• [Instruction]
Print out each entry below exactly, please.

**** Input for this task ****

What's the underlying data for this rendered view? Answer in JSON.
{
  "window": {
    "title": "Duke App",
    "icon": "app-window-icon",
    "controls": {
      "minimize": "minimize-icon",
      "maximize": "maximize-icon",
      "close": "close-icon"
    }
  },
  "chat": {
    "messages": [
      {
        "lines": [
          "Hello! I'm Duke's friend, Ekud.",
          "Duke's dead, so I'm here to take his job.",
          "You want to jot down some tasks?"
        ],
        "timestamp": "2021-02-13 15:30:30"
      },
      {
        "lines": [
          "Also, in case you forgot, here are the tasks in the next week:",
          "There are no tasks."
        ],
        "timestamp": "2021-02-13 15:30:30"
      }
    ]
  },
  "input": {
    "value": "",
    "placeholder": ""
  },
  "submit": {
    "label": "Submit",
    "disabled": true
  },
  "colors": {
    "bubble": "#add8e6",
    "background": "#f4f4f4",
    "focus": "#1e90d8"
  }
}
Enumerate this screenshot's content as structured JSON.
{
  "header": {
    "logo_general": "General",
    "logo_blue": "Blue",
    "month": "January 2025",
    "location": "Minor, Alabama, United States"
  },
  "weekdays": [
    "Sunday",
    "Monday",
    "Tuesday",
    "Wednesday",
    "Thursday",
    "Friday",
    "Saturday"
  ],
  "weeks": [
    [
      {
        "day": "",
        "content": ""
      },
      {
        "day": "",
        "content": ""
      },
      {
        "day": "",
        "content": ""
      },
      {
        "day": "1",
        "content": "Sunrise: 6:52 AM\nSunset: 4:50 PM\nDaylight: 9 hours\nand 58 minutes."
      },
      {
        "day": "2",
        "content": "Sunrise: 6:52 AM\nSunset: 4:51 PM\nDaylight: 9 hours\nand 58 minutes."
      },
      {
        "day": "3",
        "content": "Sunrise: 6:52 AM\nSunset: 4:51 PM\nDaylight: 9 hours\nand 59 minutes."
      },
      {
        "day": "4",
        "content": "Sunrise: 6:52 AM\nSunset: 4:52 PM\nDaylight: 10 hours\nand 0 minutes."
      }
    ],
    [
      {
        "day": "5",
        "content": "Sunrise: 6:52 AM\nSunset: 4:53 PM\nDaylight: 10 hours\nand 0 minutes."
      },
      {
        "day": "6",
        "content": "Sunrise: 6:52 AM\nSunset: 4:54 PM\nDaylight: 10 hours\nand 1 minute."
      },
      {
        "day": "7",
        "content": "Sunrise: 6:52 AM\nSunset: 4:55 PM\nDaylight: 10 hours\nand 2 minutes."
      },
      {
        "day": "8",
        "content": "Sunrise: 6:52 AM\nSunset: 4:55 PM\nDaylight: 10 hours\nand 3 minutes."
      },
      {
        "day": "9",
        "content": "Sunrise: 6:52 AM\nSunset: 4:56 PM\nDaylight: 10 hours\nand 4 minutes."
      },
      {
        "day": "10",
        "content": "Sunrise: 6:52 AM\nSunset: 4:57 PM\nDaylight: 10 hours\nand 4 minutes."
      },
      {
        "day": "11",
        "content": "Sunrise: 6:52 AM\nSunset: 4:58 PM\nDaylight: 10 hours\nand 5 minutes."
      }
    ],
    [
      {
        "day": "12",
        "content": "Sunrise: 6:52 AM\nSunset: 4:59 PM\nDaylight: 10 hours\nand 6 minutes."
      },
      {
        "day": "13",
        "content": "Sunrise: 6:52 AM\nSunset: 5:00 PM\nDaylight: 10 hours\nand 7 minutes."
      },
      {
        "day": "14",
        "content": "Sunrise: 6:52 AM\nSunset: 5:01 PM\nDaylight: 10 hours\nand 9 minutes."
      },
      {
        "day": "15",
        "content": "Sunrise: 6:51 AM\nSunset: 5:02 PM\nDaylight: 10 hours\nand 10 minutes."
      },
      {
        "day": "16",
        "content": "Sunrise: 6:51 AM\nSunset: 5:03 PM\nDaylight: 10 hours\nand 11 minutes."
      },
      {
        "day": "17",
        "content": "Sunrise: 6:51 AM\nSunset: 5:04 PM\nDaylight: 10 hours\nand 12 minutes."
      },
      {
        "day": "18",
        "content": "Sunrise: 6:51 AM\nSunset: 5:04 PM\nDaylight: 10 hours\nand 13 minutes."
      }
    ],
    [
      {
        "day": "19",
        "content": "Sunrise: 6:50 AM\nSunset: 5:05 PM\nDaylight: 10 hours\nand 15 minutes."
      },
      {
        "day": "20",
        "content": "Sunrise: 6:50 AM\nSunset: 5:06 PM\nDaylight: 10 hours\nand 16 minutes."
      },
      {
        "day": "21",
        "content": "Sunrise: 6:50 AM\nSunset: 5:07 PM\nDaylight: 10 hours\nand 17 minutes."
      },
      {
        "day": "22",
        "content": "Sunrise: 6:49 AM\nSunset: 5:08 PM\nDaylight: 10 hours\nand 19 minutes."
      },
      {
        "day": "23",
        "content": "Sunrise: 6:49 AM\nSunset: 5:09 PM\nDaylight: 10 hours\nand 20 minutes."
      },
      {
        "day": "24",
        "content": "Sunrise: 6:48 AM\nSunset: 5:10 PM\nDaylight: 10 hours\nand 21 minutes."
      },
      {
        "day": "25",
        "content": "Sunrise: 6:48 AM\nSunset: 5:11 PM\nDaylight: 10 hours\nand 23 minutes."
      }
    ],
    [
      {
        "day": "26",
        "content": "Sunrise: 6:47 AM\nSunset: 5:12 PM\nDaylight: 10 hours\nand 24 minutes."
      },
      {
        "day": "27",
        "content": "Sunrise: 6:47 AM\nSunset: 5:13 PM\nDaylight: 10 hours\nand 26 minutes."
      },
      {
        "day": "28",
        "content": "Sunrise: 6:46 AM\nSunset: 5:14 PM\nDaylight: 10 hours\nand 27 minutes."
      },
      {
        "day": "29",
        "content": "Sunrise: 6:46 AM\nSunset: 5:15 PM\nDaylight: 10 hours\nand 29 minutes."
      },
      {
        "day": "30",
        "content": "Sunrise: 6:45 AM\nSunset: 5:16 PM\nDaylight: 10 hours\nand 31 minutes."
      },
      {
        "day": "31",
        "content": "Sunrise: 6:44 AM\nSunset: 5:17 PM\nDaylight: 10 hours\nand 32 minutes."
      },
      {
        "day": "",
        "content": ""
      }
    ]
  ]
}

****

• [Expected output]
What's the underlying data for this rendered view? Answer in JSON.
{
  "window": {
    "title": "Duke App",
    "icon": "app-window-icon",
    "controls": {
      "minimize": "minimize-icon",
      "maximize": "maximize-icon",
      "close": "close-icon"
    }
  },
  "chat": {
    "messages": [
      {
        "lines": [
          "Hello! I'm Duke's friend, Ekud.",
          "Duke's dead, so I'm here to take his job.",
          "You want to jot down some tasks?"
        ],
        "timestamp": "2021-02-13 15:30:30"
      },
      {
        "lines": [
          "Also, in case you forgot, here are the tasks in the next week:",
          "There are no tasks."
        ],
        "timestamp": "2021-02-13 15:30:30"
      }
    ]
  },
  "input": {
    "value": "",
    "placeholder": ""
  },
  "submit": {
    "label": "Submit",
    "disabled": true
  },
  "colors": {
    "bubble": "#add8e6",
    "background": "#f4f4f4",
    "focus": "#1e90d8"
  }
}
Enumerate this screenshot's content as structured JSON.
{
  "header": {
    "logo_general": "General",
    "logo_blue": "Blue",
    "month": "January 2025",
    "location": "Minor, Alabama, United States"
  },
  "weekdays": [
    "Sunday",
    "Monday",
    "Tuesday",
    "Wednesday",
    "Thursday",
    "Friday",
    "Saturday"
  ],
  "weeks": [
    [
      {
        "day": "",
        "content": ""
      },
      {
        "day": "",
        "content": ""
      },
      {
        "day": "",
        "content": ""
      },
      {
        "day": "1",
        "content": "Sunrise: 6:52 AM\nSunset: 4:50 PM\nDaylight: 9 hours\nand 58 minutes."
      },
      {
        "day": "2",
        "content": "Sunrise: 6:52 AM\nSunset: 4:51 PM\nDaylight: 9 hours\nand 58 minutes."
      },
      {
        "day": "3",
        "content": "Sunrise: 6:52 AM\nSunset: 4:51 PM\nDaylight: 9 hours\nand 59 minutes."
      },
      {
        "day": "4",
        "content": "Sunrise: 6:52 AM\nSunset: 4:52 PM\nDaylight: 10 hours\nand 0 minutes."
      }
    ],
    [
      {
        "day": "5",
        "content": "Sunrise: 6:52 AM\nSunset: 4:53 PM\nDaylight: 10 hours\nand 0 minutes."
      },
      {
        "day": "6",
        "content": "Sunrise: 6:52 AM\nSunset: 4:54 PM\nDaylight: 10 hours\nand 1 minute."
      },
      {
        "day": "7",
        "content": "Sunrise: 6:52 AM\nSunset: 4:55 PM\nDaylight: 10 hours\nand 2 minutes."
      },
      {
        "day": "8",
        "content": "Sunrise: 6:52 AM\nSunset: 4:55 PM\nDaylight: 10 hours\nand 3 minutes."
      },
      {
        "day": "9",
        "content": "Sunrise: 6:52 AM\nSunset: 4:56 PM\nDaylight: 10 hours\nand 4 minutes."
      },
      {
        "day": "10",
        "content": "Sunrise: 6:52 AM\nSunset: 4:57 PM\nDaylight: 10 hours\nand 4 minutes."
      },
      {
        "day": "11",
        "content": "Sunrise: 6:52 AM\nSunset: 4:58 PM\nDaylight: 10 hours\nand 5 minutes."
      }
    ],
    [
      {
        "day": "12",
        "content": "Sunrise: 6:52 AM\nSunset: 4:59 PM\nDaylight: 10 hours\nand 6 minutes."
      },
      {
        "day": "13",
        "content": "Sunrise: 6:52 AM\nSunset: 5:00 PM\nDaylight: 10 hours\nand 7 minutes."
      },
      {
        "day": "14",
        "content": "Sunrise: 6:52 AM\nSunset: 5:01 PM\nDaylight: 10 hours\nand 9 minutes."
      },
      {
        "day": "15",
        "content": "Sunrise: 6:51 AM\nSunset: 5:02 PM\nDaylight: 10 hours\nand 10 minutes."
      },
      {
        "day": "16",
        "content": "Sunrise: 6:51 AM\nSunset: 5:03 PM\nDaylight: 10 hours\nand 11 minutes."
      },
      {
        "day": "17",
        "content": "Sunrise: 6:51 AM\nSunset: 5:04 PM\nDaylight: 10 hours\nand 12 minutes."
      },
      {
        "day": "18",
        "content": "Sunrise: 6:51 AM\nSunset: 5:04 PM\nDaylight: 10 hours\nand 13 minutes."
      }
    ],
    [
      {
        "day": "19",
        "content": "Sunrise: 6:50 AM\nSunset: 5:05 PM\nDaylight: 10 hours\nand 15 minutes."
      },
      {
        "day": "20",
        "content": "Sunrise: 6:50 AM\nSunset: 5:06 PM\nDaylight: 10 hours\nand 16 minutes."
      },
      {
        "day": "21",
        "content": "Sunrise: 6:50 AM\nSunset: 5:07 PM\nDaylight: 10 hours\nand 17 minutes."
      },
      {
        "day": "22",
        "content": "Sunrise: 6:49 AM\nSunset: 5:08 PM\nDaylight: 10 hours\nand 19 minutes."
      },
      {
        "day": "23",
        "content": "Sunrise: 6:49 AM\nSunset: 5:09 PM\nDaylight: 10 hours\nand 20 minutes."
      },
      {
        "day": "24",
        "content": "Sunrise: 6:48 AM\nSunset: 5:10 PM\nDaylight: 10 hours\nand 21 minutes."
      },
      {
        "day": "25",
        "content": "Sunrise: 6:48 AM\nSunset: 5:11 PM\nDaylight: 10 hours\nand 23 minutes."
      }
    ],
    [
      {
        "day": "26",
        "content": "Sunrise: 6:47 AM\nSunset: 5:12 PM\nDaylight: 10 hours\nand 24 minutes."
      },
      {
        "day": "27",
        "content": "Sunrise: 6:47 AM\nSunset: 5:13 PM\nDaylight: 10 hours\nand 26 minutes."
      },
      {
        "day": "28",
        "content": "Sunrise: 6:46 AM\nSunset: 5:14 PM\nDaylight: 10 hours\nand 27 minutes."
      },
      {
        "day": "29",
        "content": "Sunrise: 6:46 AM\nSunset: 5:15 PM\nDaylight: 10 hours\nand 29 minutes."
      },
      {
        "day": "30",
        "content": "Sunrise: 6:45 AM\nSunset: 5:16 PM\nDaylight: 10 hours\nand 31 minutes."
      },
      {
        "day": "31",
        "content": "Sunrise: 6:44 AM\nSunset: 5:17 PM\nDaylight: 10 hours\nand 32 minutes."
      },
      {
        "day": "",
        "content": ""
      }
    ]
  ]
}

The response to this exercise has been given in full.